- REQUIRED TASK: Return only the number of lines that hold "Protocol".

- DATA EXCERPTS:

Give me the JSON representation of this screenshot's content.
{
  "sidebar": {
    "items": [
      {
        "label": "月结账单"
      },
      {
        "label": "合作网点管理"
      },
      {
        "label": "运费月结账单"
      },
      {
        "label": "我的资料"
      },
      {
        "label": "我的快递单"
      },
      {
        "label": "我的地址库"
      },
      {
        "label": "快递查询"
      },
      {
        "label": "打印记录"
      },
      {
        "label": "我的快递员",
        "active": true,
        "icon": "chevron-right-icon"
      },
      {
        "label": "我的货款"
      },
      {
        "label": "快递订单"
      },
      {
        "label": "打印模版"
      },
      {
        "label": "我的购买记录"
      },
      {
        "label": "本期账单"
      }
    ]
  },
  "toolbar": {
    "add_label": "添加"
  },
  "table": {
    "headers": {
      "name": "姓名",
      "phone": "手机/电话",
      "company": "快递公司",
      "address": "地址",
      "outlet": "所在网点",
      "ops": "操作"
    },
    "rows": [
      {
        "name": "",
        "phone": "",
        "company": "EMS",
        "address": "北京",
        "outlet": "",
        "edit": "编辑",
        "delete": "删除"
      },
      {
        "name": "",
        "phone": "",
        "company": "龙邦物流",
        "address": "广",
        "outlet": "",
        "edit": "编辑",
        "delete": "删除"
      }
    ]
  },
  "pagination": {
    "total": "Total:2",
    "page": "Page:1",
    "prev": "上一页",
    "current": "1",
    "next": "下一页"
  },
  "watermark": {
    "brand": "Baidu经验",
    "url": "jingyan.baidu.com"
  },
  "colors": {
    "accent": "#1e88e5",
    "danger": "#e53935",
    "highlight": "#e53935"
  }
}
==
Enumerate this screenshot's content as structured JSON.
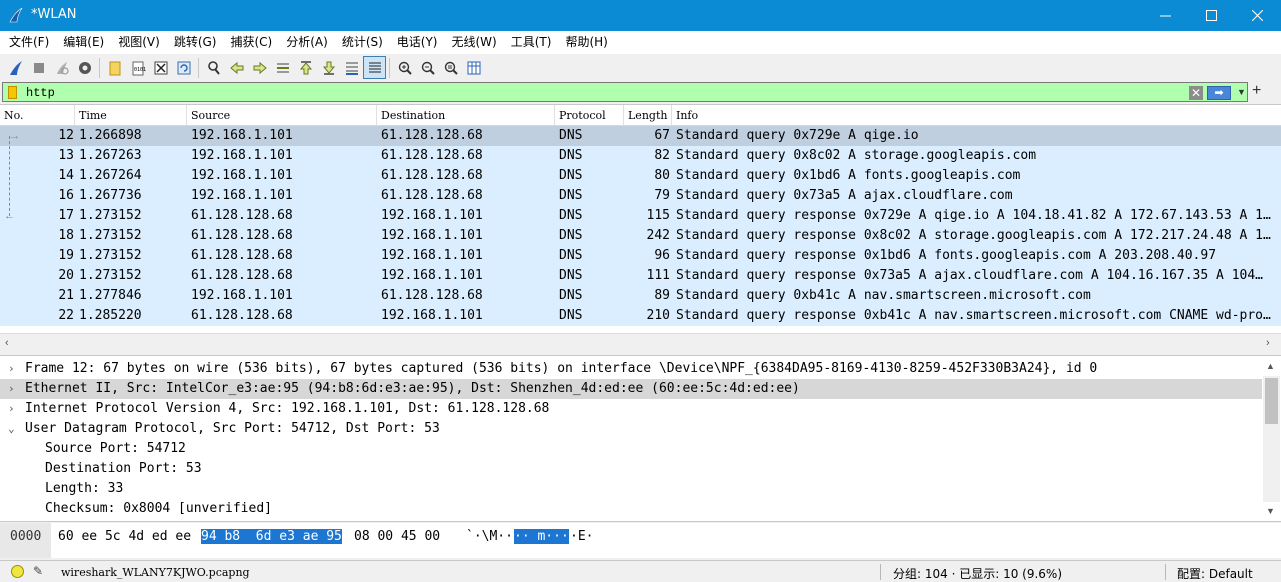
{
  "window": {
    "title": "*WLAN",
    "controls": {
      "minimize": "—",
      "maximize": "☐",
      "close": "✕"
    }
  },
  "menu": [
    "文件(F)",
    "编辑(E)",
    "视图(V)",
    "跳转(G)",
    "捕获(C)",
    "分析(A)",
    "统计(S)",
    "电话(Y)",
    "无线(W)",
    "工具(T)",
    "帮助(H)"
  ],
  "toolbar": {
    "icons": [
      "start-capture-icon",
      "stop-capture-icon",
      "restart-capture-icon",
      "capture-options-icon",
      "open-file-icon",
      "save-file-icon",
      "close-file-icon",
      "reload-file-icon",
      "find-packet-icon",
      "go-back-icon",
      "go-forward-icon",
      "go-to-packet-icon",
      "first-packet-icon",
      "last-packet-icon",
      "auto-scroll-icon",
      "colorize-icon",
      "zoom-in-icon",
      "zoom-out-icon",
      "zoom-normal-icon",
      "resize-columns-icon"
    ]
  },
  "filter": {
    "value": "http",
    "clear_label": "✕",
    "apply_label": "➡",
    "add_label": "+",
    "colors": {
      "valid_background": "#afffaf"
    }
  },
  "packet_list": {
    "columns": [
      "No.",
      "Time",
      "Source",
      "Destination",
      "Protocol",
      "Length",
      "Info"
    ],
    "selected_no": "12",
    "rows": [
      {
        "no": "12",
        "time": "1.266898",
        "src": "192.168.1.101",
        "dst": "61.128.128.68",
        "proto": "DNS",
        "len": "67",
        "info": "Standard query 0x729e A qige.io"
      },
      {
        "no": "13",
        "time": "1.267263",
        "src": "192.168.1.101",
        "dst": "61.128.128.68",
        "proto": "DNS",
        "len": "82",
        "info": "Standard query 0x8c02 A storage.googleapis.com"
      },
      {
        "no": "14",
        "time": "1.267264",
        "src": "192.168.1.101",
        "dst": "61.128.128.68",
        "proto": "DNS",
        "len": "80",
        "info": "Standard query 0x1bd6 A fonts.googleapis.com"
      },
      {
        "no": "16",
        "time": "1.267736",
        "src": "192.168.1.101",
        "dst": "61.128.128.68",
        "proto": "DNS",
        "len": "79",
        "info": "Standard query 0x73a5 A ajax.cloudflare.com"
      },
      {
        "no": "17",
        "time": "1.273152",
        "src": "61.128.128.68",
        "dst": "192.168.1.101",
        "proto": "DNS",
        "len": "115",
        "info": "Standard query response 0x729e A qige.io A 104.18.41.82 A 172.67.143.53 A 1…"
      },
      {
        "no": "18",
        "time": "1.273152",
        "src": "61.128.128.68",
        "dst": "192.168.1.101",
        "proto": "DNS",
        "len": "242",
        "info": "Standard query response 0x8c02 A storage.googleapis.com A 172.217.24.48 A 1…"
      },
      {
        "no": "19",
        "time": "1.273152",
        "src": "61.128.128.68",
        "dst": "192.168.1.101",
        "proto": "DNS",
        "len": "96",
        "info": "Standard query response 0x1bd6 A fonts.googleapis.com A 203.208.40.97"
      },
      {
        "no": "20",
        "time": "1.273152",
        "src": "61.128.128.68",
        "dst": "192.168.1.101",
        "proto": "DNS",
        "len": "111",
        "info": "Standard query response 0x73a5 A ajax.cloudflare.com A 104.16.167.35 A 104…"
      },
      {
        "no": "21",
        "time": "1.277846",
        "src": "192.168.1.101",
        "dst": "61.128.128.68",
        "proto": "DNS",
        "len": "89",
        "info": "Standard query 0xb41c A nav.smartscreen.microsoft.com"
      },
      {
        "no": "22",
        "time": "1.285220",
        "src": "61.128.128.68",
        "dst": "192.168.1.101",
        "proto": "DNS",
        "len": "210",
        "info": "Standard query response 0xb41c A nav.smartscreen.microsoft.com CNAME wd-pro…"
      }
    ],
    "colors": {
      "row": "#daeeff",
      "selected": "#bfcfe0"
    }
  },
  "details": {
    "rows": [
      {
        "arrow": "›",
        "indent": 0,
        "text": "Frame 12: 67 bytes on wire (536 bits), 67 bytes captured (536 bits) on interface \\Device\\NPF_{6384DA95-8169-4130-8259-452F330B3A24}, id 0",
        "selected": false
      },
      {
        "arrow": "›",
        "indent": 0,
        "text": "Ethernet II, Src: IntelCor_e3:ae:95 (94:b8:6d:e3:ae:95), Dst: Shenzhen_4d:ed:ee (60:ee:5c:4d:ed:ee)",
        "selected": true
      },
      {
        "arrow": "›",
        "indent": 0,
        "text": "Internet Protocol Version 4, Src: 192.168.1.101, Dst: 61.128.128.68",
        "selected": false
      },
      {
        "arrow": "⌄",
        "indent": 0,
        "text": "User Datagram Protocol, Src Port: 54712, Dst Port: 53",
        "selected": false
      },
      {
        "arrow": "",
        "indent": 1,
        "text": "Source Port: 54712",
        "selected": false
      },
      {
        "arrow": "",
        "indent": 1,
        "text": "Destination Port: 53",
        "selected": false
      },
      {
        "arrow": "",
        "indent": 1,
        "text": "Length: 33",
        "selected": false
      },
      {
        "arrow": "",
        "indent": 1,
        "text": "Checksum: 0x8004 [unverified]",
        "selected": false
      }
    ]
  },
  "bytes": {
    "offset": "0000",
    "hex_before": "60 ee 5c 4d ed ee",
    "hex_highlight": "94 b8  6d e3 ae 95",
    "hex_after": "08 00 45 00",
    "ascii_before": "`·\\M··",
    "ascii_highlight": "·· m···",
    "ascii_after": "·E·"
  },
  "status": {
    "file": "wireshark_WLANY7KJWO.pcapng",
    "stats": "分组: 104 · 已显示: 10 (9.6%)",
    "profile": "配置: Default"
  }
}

- EXERCISE ANSWER: 3